## AIM
Select all lines in the records that include "image".

(Dataset records on visual material)

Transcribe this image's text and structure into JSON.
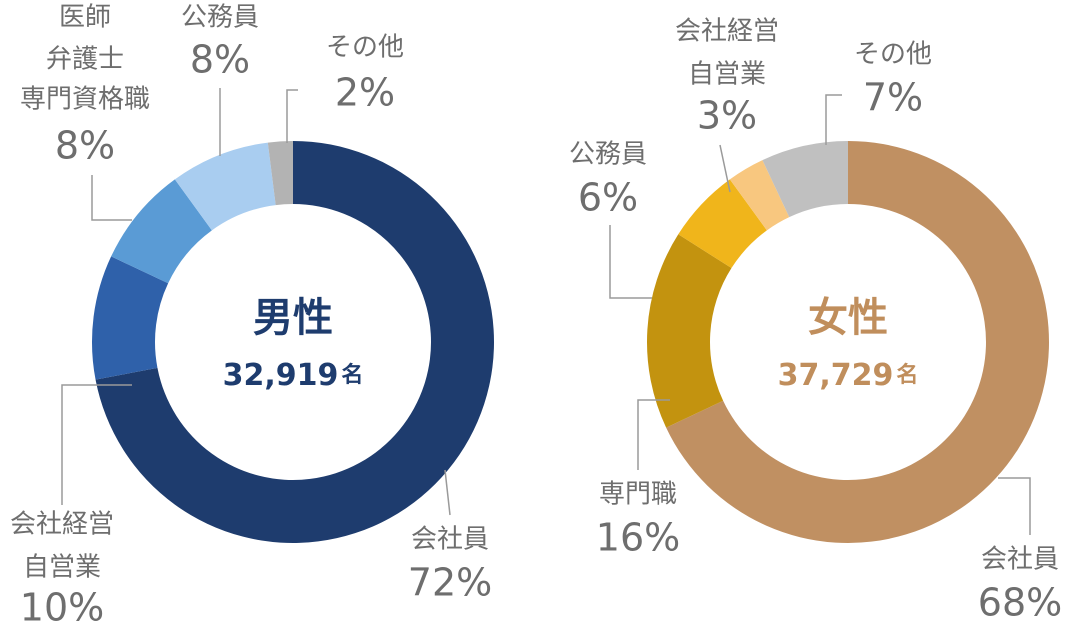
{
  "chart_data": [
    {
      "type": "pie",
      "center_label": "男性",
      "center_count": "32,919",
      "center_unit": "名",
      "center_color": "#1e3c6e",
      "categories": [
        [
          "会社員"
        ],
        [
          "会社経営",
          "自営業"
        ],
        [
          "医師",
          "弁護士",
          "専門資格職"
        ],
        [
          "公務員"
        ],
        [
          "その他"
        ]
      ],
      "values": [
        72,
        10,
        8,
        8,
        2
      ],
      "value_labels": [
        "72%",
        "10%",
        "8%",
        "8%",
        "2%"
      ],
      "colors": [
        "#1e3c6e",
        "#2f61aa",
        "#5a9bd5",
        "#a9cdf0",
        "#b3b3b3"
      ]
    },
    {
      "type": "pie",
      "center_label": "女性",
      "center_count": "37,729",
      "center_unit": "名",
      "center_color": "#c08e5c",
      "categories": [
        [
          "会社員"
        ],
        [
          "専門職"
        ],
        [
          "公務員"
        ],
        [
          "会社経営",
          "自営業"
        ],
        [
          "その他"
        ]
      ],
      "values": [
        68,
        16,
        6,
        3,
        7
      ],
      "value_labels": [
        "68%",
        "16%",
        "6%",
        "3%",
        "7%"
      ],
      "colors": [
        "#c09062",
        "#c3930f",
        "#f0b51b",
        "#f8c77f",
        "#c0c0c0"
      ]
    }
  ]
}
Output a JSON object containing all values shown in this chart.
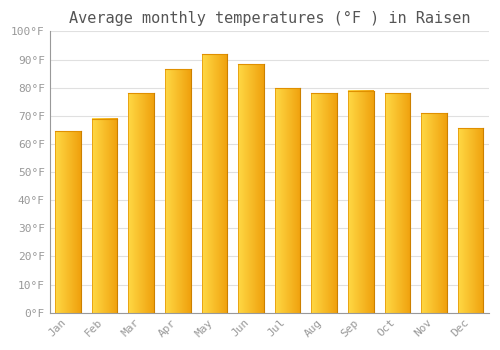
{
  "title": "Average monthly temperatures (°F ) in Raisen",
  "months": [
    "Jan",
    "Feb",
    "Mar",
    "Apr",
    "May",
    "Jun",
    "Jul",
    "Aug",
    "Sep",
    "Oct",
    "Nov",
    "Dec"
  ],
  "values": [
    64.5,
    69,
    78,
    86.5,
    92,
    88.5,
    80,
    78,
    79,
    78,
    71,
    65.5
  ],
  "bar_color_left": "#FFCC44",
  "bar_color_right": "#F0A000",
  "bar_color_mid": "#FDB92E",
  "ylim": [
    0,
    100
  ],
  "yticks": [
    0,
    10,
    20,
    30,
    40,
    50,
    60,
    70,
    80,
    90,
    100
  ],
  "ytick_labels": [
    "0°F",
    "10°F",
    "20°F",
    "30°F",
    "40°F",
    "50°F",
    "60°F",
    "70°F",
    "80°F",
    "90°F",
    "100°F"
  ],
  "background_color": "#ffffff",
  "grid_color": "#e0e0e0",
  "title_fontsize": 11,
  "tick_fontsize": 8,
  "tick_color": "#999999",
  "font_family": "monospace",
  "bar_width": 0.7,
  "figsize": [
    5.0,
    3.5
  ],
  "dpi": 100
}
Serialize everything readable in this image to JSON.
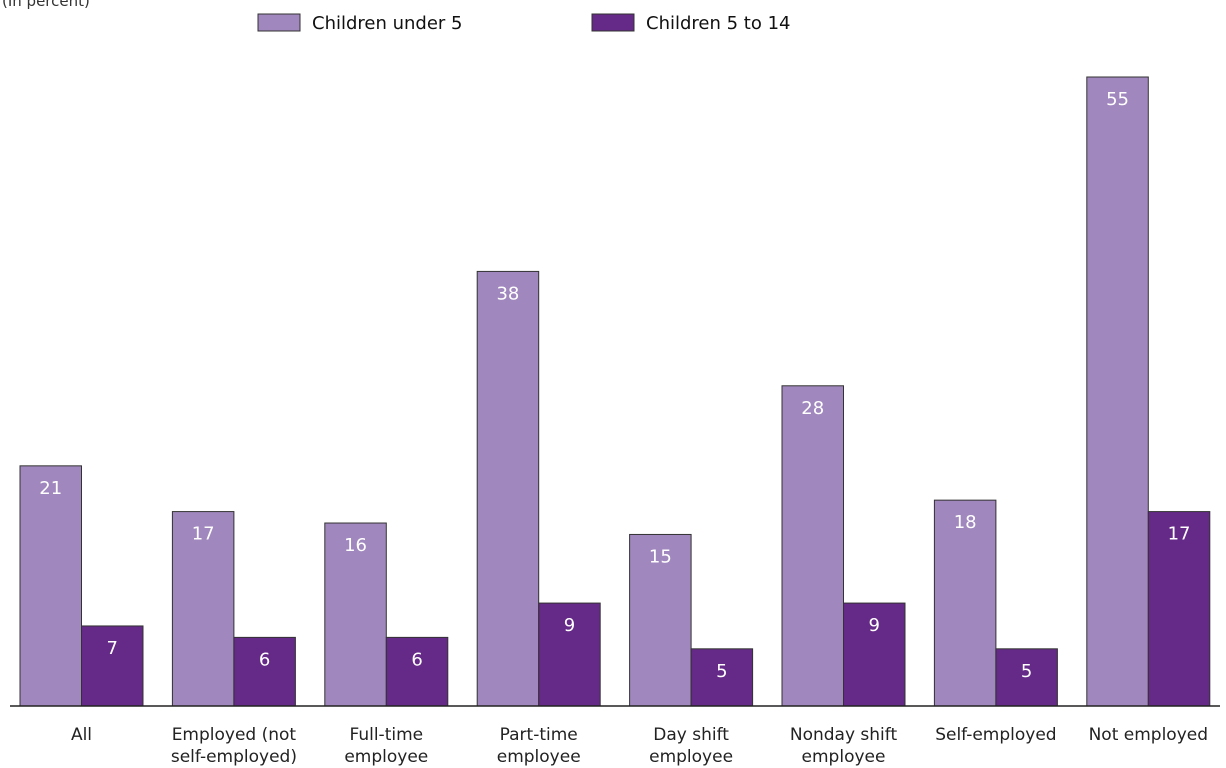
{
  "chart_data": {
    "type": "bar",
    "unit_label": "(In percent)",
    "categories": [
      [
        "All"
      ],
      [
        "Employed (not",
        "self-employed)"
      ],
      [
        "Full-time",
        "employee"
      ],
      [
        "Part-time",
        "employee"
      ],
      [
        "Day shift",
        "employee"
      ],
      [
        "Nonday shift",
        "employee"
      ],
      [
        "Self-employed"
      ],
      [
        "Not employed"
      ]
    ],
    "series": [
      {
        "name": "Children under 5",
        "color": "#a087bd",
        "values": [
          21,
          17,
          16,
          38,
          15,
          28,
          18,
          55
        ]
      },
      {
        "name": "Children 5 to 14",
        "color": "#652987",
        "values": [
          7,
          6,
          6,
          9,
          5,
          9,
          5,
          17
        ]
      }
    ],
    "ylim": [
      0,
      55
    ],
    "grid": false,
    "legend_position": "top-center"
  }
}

## COMPLETE ANSWER
Transcribe this image's text and structure into JSON.
Serialize everything readable in this image to JSON.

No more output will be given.